*Task to carry out*. Rewrite every line of the records below, changing each "policy-underline" to "policy-divider" and leaving everything else as it is.

*Information provided*.
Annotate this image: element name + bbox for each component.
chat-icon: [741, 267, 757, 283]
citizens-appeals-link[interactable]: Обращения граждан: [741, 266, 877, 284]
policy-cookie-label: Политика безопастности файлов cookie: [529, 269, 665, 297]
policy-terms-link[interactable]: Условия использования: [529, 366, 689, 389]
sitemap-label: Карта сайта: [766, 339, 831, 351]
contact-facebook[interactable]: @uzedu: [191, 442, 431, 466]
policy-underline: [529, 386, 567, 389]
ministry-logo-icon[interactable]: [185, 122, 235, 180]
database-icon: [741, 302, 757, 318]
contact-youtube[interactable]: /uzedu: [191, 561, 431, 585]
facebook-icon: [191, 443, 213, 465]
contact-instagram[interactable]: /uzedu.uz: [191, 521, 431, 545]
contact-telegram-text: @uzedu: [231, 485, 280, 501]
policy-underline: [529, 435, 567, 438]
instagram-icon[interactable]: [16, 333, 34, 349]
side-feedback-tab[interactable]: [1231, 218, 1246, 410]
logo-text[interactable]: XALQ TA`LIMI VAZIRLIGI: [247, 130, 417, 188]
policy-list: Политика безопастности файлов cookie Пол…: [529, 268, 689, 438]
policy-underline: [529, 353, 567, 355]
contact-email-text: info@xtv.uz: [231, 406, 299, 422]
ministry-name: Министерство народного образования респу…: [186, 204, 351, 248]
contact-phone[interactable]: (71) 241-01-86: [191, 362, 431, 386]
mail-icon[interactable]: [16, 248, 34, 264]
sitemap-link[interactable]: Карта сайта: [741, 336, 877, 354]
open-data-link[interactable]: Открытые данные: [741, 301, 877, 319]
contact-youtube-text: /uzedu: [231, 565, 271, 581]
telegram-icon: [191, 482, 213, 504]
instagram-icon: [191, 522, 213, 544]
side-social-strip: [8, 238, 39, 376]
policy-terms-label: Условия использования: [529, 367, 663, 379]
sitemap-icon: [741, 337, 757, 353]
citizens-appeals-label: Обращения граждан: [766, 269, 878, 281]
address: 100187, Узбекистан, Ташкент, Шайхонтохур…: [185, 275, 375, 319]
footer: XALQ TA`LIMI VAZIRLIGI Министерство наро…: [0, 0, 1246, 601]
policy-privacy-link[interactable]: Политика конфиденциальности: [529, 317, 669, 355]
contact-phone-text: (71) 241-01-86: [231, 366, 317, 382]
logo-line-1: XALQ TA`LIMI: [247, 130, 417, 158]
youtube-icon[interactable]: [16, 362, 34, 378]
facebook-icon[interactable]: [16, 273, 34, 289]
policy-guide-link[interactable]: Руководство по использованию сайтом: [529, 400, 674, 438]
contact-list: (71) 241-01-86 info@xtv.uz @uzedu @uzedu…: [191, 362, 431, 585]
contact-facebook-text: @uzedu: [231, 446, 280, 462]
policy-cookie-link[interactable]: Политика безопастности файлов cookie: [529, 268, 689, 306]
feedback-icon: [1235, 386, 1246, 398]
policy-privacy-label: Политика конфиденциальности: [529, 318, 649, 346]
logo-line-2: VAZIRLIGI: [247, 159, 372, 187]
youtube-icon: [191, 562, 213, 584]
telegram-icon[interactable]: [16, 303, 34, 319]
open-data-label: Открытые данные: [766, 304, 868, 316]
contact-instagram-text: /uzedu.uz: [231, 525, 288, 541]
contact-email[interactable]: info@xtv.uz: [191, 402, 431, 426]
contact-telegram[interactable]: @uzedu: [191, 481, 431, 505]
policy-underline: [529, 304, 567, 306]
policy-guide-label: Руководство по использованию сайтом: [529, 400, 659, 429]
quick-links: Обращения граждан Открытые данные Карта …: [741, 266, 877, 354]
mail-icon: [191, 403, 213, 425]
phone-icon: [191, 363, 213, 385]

*Solution to the exercise*.
Annotate this image: element name + bbox for each component.
chat-icon: [741, 267, 757, 283]
citizens-appeals-link[interactable]: Обращения граждан: [741, 266, 877, 284]
policy-cookie-label: Политика безопастности файлов cookie: [529, 269, 665, 297]
policy-terms-link[interactable]: Условия использования: [529, 366, 689, 389]
sitemap-label: Карта сайта: [766, 339, 831, 351]
contact-facebook[interactable]: @uzedu: [191, 442, 431, 466]
policy-divider: [529, 386, 567, 389]
ministry-logo-icon[interactable]: [185, 122, 235, 180]
database-icon: [741, 302, 757, 318]
contact-youtube[interactable]: /uzedu: [191, 561, 431, 585]
facebook-icon: [191, 443, 213, 465]
contact-instagram[interactable]: /uzedu.uz: [191, 521, 431, 545]
contact-telegram-text: @uzedu: [231, 485, 280, 501]
policy-divider: [529, 435, 567, 438]
instagram-icon[interactable]: [16, 333, 34, 349]
side-feedback-tab[interactable]: [1231, 218, 1246, 410]
logo-text[interactable]: XALQ TA`LIMI VAZIRLIGI: [247, 130, 417, 188]
policy-list: Политика безопастности файлов cookie Пол…: [529, 268, 689, 438]
policy-divider: [529, 353, 567, 355]
contact-email-text: info@xtv.uz: [231, 406, 299, 422]
ministry-name: Министерство народного образования респу…: [186, 204, 351, 248]
contact-phone[interactable]: (71) 241-01-86: [191, 362, 431, 386]
mail-icon[interactable]: [16, 248, 34, 264]
sitemap-link[interactable]: Карта сайта: [741, 336, 877, 354]
open-data-link[interactable]: Открытые данные: [741, 301, 877, 319]
contact-youtube-text: /uzedu: [231, 565, 271, 581]
telegram-icon: [191, 482, 213, 504]
instagram-icon: [191, 522, 213, 544]
side-social-strip: [8, 238, 39, 376]
policy-terms-label: Условия использования: [529, 367, 663, 379]
sitemap-icon: [741, 337, 757, 353]
citizens-appeals-label: Обращения граждан: [766, 269, 878, 281]
address: 100187, Узбекистан, Ташкент, Шайхонтохур…: [185, 275, 375, 319]
footer: XALQ TA`LIMI VAZIRLIGI Министерство наро…: [0, 0, 1246, 601]
policy-privacy-link[interactable]: Политика конфиденциальности: [529, 317, 669, 355]
contact-phone-text: (71) 241-01-86: [231, 366, 317, 382]
logo-line-1: XALQ TA`LIMI: [247, 130, 417, 158]
youtube-icon[interactable]: [16, 362, 34, 378]
facebook-icon[interactable]: [16, 273, 34, 289]
policy-guide-link[interactable]: Руководство по использованию сайтом: [529, 400, 674, 438]
contact-list: (71) 241-01-86 info@xtv.uz @uzedu @uzedu…: [191, 362, 431, 585]
contact-facebook-text: @uzedu: [231, 446, 280, 462]
policy-cookie-link[interactable]: Политика безопастности файлов cookie: [529, 268, 689, 306]
feedback-icon: [1235, 386, 1246, 398]
policy-privacy-label: Политика конфиденциальности: [529, 318, 649, 346]
logo-line-2: VAZIRLIGI: [247, 159, 372, 187]
youtube-icon: [191, 562, 213, 584]
telegram-icon[interactable]: [16, 303, 34, 319]
open-data-label: Открытые данные: [766, 304, 868, 316]
contact-instagram-text: /uzedu.uz: [231, 525, 288, 541]
contact-email[interactable]: info@xtv.uz: [191, 402, 431, 426]
contact-telegram[interactable]: @uzedu: [191, 481, 431, 505]
policy-divider: [529, 304, 567, 306]
policy-guide-label: Руководство по использованию сайтом: [529, 400, 659, 429]
quick-links: Обращения граждан Открытые данные Карта …: [741, 266, 877, 354]
mail-icon: [191, 403, 213, 425]
phone-icon: [191, 363, 213, 385]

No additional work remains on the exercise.